▶ _Exercise brief_:
Write out the lines from the one containing "566, 522, 604]" through the one containing "26, 406, 75]", both included, reproducing each exactly.
--- START ---
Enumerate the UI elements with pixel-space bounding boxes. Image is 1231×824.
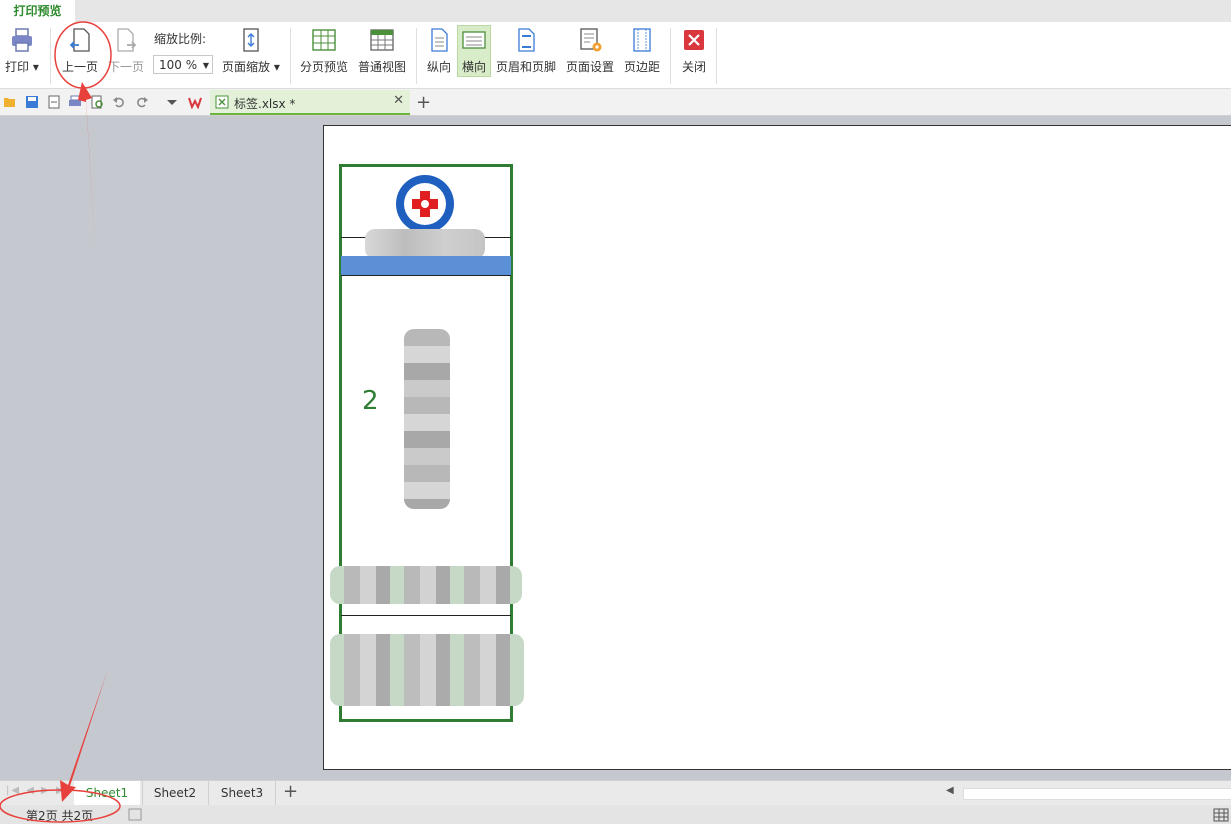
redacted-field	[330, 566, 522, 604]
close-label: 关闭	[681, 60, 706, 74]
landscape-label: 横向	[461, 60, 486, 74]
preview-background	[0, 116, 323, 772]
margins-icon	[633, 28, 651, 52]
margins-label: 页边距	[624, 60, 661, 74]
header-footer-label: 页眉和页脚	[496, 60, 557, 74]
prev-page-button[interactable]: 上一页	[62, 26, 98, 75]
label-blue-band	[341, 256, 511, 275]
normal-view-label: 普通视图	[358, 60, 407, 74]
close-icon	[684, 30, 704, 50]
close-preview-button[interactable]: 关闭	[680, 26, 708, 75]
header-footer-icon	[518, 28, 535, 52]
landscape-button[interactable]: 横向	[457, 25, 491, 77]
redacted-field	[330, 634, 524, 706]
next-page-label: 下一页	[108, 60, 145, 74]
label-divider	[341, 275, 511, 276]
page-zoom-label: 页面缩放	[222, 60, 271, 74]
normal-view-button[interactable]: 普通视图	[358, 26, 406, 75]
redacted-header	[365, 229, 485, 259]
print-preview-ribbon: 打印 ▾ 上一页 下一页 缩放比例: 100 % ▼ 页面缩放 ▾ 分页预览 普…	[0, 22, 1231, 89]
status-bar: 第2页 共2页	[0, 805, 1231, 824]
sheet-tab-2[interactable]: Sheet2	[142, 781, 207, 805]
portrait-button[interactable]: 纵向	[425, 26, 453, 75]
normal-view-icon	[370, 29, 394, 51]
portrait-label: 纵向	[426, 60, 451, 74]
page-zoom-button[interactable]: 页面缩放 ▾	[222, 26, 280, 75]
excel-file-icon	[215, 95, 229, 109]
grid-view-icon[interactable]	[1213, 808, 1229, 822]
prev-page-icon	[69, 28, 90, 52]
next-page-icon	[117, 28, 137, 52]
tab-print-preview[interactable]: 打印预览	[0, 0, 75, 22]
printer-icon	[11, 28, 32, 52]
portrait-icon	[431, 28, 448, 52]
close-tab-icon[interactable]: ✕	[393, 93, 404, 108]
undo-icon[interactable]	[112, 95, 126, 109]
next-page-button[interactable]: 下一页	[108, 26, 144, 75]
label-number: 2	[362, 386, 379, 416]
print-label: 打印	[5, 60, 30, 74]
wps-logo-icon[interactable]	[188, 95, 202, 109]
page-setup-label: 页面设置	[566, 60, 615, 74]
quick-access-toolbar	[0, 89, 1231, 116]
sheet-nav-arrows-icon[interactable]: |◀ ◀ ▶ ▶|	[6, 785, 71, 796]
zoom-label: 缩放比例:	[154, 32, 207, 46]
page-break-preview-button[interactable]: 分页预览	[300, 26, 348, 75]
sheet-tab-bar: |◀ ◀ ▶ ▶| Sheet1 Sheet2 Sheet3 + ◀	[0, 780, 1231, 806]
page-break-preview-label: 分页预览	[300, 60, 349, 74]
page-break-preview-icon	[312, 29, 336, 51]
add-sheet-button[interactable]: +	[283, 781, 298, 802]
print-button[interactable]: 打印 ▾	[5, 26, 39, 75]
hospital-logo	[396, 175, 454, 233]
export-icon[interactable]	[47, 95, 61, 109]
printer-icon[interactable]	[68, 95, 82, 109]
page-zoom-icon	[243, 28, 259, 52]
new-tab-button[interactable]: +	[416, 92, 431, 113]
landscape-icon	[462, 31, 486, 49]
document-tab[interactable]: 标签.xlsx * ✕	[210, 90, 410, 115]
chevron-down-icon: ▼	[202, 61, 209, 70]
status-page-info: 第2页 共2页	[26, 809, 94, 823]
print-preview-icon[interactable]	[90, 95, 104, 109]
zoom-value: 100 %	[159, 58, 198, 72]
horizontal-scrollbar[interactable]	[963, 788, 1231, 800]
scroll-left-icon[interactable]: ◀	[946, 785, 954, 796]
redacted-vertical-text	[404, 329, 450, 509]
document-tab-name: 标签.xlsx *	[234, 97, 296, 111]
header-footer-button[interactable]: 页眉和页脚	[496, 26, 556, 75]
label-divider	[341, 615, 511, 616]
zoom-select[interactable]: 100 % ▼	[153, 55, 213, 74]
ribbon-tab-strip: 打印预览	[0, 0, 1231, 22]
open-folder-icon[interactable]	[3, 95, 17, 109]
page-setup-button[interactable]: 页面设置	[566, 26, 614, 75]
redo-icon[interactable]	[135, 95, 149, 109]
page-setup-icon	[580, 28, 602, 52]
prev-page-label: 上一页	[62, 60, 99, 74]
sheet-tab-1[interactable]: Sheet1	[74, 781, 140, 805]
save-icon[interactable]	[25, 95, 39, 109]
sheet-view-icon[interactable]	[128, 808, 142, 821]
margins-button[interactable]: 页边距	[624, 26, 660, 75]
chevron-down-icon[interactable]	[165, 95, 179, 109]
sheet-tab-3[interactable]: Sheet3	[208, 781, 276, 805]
--- END ---
--- START ---
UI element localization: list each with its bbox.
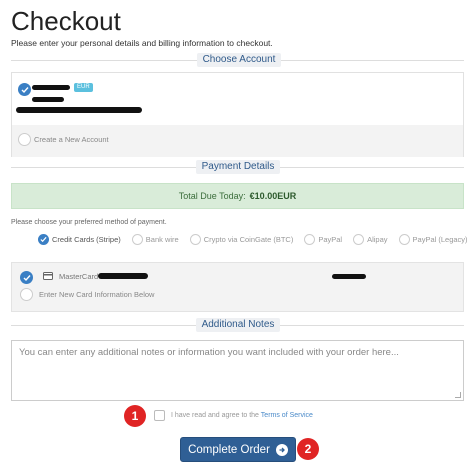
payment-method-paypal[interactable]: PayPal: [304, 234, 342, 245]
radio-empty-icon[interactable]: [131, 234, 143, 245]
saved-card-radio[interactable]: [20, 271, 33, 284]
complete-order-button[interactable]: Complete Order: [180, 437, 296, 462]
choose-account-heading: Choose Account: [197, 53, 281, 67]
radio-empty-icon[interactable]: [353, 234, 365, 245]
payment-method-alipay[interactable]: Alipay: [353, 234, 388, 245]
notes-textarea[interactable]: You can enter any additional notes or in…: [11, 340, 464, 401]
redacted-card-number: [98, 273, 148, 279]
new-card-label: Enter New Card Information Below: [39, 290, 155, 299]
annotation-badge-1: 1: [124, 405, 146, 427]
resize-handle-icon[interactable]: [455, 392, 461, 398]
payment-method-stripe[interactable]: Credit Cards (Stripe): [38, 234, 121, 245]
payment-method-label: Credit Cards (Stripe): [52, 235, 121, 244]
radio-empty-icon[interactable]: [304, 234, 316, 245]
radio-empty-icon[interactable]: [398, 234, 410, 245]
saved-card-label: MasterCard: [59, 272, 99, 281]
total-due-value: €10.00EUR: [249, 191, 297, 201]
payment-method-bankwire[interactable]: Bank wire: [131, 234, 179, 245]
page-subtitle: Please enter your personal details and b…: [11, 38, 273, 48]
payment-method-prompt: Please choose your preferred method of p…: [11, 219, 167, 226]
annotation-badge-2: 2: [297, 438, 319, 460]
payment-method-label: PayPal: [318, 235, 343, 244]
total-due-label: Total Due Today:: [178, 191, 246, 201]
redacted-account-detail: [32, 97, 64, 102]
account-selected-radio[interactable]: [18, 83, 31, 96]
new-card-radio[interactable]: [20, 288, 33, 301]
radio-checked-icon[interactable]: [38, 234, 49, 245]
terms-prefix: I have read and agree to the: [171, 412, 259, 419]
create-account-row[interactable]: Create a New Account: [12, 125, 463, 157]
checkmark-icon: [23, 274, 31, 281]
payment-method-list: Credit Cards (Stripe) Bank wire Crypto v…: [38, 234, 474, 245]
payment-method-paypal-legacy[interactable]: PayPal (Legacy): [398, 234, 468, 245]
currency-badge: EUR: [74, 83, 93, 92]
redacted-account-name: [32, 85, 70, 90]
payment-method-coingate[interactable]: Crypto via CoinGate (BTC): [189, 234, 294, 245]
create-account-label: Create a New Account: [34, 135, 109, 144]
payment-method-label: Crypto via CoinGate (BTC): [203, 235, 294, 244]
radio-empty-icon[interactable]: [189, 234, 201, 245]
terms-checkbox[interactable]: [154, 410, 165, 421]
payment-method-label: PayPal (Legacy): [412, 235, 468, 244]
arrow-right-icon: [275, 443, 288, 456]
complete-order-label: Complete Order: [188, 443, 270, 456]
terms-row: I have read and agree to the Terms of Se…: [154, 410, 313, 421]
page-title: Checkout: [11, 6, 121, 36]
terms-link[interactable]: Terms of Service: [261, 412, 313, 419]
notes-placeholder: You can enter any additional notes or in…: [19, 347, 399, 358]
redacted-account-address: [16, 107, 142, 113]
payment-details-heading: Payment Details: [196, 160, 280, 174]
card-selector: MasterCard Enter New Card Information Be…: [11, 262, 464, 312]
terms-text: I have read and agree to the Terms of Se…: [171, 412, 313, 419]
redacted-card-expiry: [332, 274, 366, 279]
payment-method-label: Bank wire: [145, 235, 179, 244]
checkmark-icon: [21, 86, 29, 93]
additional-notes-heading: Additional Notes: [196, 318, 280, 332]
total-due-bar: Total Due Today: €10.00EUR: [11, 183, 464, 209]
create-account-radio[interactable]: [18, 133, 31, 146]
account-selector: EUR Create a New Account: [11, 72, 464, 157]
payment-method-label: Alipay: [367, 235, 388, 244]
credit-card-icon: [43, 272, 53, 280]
--- END ---
▶ _Written response_:
redacted-field	[330, 566, 522, 604]
close-label: 关闭	[681, 60, 706, 74]
landscape-label: 横向	[461, 60, 486, 74]
preview-background	[0, 116, 323, 772]
margins-icon	[633, 28, 651, 52]
margins-label: 页边距	[624, 60, 661, 74]
header-footer-label: 页眉和页脚	[496, 60, 557, 74]
prev-page-button[interactable]: 上一页	[62, 26, 98, 75]
label-blue-band	[341, 256, 511, 275]
normal-view-label: 普通视图	[358, 60, 407, 74]
close-icon	[684, 30, 704, 50]
close-preview-button[interactable]: 关闭	[680, 26, 708, 75]
header-footer-icon	[518, 28, 535, 52]
landscape-button[interactable]: 横向	[457, 25, 491, 77]
redacted-field	[330, 634, 524, 706]
next-page-label: 下一页	[108, 60, 145, 74]
label-divider	[341, 275, 511, 276]
page-zoom-label: 页面缩放	[222, 60, 271, 74]
normal-view-button[interactable]: 普通视图	[358, 26, 406, 75]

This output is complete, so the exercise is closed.